Goal: Each line below that contains "فراخ" counts once; report the total and nothing more.

** begin **

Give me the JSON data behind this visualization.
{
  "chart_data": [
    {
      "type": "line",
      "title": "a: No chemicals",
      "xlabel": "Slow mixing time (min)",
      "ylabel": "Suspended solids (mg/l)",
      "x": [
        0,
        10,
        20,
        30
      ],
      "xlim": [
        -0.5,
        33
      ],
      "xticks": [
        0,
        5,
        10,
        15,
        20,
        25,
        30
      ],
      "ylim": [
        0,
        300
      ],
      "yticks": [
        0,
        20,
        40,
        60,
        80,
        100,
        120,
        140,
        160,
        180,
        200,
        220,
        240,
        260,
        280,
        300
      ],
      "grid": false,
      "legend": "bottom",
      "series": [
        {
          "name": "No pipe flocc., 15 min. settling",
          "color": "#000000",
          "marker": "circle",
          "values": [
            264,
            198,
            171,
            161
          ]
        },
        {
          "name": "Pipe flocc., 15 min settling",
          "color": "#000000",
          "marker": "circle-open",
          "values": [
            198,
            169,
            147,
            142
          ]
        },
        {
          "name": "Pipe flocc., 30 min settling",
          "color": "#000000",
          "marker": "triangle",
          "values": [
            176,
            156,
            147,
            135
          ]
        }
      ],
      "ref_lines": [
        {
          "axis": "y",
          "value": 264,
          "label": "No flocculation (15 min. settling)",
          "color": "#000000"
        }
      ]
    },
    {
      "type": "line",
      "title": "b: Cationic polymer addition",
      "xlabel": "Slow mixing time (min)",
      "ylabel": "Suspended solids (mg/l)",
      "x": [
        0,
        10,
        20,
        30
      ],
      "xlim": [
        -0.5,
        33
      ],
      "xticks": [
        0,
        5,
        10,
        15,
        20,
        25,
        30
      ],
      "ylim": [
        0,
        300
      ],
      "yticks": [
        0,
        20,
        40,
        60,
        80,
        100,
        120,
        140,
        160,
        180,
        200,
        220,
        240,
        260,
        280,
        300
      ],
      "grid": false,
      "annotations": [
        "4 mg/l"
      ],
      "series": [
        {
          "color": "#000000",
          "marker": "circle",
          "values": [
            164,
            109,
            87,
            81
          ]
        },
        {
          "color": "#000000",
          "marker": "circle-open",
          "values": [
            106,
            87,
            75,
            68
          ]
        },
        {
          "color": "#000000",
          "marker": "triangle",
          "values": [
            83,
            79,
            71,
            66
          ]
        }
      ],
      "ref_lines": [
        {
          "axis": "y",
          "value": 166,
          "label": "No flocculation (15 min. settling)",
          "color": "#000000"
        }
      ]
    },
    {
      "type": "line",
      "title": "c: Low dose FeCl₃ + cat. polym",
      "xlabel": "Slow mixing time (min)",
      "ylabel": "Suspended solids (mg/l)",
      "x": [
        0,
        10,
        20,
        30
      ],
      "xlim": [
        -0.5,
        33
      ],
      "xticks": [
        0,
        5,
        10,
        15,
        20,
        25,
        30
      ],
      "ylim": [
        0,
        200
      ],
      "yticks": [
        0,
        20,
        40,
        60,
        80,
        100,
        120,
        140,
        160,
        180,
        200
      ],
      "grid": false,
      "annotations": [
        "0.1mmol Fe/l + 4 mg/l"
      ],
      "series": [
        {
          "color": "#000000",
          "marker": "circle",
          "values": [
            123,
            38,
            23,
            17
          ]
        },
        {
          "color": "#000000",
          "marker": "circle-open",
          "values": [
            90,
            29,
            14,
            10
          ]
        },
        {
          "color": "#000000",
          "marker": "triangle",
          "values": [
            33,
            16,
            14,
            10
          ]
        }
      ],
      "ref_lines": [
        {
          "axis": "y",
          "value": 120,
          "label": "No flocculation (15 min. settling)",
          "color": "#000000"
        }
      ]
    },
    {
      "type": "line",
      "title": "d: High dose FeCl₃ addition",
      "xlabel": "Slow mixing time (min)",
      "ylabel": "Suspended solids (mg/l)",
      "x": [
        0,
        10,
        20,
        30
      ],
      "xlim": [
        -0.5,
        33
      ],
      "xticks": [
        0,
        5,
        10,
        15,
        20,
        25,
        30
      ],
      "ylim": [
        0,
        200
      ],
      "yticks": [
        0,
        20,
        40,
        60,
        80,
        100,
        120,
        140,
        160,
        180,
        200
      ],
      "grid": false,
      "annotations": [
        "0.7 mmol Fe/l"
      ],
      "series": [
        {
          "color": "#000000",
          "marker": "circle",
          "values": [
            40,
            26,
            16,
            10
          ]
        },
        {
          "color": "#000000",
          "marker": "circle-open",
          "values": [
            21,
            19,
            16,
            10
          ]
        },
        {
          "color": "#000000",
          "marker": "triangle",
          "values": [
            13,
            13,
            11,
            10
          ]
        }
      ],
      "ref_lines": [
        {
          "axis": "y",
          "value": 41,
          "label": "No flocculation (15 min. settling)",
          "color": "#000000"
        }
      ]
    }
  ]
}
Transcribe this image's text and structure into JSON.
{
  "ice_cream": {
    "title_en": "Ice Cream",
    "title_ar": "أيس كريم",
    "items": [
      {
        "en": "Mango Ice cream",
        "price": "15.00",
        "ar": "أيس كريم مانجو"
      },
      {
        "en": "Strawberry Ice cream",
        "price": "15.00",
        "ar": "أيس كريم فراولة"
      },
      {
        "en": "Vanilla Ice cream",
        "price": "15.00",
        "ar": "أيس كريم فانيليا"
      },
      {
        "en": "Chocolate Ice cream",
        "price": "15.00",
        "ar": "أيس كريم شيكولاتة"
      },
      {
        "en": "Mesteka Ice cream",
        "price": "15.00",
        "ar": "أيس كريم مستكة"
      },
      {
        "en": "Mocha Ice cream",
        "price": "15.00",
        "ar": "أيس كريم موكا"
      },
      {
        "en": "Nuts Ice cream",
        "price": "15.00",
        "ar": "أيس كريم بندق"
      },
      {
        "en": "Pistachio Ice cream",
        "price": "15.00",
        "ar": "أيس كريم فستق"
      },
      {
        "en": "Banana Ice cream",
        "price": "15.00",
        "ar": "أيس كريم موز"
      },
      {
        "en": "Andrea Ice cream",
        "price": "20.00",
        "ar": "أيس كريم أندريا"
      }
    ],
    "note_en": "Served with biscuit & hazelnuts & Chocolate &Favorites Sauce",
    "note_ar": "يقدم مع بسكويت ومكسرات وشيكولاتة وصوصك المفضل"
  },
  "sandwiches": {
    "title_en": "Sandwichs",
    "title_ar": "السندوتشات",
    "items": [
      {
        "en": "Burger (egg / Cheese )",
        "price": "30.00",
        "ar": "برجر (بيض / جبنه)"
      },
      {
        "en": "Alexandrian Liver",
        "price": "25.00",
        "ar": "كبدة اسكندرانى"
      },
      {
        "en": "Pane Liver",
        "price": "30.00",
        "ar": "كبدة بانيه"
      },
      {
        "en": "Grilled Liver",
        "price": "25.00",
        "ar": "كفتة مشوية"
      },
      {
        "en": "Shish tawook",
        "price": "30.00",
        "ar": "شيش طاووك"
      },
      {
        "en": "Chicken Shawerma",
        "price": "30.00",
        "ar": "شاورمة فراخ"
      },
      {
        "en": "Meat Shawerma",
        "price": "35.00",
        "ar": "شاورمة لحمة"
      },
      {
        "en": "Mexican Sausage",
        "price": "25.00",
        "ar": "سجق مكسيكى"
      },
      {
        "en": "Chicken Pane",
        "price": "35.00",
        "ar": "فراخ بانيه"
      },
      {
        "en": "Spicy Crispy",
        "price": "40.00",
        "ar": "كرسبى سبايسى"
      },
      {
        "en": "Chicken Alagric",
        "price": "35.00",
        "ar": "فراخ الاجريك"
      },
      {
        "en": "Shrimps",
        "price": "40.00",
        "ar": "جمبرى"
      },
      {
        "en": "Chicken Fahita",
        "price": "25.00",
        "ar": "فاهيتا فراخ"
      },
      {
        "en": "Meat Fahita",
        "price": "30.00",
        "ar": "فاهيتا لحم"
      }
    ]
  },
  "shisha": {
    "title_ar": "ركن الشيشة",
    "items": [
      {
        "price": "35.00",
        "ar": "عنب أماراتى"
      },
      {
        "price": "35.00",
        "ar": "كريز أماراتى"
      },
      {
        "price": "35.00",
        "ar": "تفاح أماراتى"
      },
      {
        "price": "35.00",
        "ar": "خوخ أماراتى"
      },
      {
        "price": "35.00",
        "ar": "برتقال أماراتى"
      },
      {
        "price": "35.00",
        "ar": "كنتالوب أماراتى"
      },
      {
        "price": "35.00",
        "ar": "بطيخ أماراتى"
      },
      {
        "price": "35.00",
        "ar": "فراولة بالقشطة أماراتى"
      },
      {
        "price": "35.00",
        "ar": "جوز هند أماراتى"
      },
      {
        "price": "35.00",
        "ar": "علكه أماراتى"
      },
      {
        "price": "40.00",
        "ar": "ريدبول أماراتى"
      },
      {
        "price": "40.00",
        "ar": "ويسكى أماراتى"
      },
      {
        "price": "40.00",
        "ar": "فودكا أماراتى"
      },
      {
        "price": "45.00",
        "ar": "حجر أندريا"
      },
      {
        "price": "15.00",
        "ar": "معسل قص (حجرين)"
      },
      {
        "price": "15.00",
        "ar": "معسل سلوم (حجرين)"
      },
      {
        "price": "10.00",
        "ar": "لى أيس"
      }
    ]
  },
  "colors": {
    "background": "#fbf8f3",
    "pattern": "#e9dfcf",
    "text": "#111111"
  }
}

** end **

Solution: 4